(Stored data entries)
+++

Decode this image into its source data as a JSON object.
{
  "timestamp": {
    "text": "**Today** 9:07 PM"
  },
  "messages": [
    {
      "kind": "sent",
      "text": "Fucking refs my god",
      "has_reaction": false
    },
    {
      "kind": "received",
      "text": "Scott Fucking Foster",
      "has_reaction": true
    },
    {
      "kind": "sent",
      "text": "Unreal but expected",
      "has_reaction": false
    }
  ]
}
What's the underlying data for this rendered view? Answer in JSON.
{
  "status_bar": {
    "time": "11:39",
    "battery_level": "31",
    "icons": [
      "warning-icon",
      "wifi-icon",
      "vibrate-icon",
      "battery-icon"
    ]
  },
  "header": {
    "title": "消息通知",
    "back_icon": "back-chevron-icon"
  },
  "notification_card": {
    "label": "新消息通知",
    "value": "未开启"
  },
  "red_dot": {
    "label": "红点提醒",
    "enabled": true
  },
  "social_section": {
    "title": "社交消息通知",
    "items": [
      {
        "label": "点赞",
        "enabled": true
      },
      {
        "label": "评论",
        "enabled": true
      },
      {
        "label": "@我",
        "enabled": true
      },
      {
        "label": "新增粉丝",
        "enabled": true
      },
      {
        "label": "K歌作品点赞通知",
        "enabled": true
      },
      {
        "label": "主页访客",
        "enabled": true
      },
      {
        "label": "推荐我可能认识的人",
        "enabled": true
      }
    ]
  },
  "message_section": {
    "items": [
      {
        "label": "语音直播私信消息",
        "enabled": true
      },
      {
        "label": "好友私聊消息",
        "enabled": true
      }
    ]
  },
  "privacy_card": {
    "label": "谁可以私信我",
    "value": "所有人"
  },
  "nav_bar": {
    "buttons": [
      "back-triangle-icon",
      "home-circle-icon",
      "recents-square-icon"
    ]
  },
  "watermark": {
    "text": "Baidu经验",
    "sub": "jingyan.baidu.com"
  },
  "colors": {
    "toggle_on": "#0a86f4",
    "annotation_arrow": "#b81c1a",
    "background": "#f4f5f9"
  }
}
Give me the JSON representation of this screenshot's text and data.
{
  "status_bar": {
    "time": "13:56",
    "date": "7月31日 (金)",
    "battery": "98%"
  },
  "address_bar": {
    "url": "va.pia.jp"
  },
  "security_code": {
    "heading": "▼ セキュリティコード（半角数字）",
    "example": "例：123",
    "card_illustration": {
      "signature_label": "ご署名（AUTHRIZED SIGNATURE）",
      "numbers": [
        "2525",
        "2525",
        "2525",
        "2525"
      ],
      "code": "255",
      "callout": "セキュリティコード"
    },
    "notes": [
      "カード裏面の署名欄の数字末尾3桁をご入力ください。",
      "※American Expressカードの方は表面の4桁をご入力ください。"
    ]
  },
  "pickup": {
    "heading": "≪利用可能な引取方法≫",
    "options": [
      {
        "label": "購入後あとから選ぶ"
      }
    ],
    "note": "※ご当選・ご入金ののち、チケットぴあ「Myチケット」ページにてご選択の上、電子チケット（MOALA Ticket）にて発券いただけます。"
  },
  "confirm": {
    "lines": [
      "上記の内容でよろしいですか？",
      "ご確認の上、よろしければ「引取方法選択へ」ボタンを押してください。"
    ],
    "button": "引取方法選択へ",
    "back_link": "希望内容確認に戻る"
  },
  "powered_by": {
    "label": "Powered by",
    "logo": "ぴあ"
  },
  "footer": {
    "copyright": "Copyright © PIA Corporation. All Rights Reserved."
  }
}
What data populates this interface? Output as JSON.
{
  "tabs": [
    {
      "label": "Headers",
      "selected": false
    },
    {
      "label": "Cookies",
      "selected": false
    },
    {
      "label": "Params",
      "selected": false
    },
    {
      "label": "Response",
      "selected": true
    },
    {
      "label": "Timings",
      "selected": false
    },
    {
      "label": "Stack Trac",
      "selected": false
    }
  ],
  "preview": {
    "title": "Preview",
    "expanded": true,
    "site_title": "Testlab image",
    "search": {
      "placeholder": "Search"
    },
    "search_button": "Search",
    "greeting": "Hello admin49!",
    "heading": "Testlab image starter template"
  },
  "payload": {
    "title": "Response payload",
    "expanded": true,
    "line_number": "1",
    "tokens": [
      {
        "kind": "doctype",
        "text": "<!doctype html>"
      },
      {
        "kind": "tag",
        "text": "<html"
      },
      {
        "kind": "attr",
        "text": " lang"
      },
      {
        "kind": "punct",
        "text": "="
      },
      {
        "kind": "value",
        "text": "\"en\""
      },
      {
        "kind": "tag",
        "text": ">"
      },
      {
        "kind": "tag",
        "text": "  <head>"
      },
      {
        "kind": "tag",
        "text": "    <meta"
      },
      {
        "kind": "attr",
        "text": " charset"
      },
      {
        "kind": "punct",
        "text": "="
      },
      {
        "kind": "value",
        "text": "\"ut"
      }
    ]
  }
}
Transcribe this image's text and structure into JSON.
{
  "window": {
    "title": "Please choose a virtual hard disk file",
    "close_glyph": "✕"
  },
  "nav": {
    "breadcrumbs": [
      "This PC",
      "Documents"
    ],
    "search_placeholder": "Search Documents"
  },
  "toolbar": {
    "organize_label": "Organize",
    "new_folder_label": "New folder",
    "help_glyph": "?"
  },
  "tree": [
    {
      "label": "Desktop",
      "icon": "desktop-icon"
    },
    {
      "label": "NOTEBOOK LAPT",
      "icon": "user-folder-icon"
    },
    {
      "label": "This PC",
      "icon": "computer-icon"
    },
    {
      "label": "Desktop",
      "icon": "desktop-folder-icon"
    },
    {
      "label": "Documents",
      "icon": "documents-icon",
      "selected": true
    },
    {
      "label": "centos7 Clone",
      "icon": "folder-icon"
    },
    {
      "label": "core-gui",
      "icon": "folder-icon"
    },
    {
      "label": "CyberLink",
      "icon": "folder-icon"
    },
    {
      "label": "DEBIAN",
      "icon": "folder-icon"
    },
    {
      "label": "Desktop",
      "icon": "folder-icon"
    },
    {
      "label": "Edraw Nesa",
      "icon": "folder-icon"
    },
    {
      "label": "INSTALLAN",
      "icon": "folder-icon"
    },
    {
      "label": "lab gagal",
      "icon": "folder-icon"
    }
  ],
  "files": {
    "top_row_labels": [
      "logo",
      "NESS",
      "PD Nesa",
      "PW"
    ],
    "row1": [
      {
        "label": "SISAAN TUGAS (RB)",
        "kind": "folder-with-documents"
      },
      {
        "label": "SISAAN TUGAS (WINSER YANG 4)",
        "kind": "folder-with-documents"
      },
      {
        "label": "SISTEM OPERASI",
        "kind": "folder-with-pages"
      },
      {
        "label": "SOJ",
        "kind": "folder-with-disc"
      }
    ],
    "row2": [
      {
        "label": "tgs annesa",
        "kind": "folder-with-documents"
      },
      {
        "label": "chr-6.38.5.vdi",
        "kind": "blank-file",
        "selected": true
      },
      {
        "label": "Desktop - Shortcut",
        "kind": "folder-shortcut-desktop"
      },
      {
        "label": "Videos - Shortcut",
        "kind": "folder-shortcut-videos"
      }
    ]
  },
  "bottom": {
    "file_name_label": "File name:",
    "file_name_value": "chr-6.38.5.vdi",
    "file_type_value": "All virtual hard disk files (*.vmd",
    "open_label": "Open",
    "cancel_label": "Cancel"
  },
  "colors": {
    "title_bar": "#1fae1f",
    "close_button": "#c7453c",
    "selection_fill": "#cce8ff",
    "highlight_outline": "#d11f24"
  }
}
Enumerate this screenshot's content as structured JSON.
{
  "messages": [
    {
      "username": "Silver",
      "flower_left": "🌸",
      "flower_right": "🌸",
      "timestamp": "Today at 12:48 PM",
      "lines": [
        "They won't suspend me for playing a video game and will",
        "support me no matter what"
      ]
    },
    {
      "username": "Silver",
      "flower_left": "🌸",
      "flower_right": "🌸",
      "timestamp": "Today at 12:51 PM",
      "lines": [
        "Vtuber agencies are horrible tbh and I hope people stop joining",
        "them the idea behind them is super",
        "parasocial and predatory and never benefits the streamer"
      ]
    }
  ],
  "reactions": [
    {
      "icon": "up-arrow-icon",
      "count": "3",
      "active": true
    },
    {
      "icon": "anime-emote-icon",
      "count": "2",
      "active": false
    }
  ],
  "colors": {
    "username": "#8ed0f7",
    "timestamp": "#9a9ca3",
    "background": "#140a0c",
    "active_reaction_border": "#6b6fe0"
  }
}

+++

**GIVEN PROBLEM:**
Find and copy each line above that includes the string "TUGAS".

**OUTPUT OF THE TASK:**
        "label": "SISAAN TUGAS (RB)",
        "label": "SISAAN TUGAS (WINSER YANG 4)",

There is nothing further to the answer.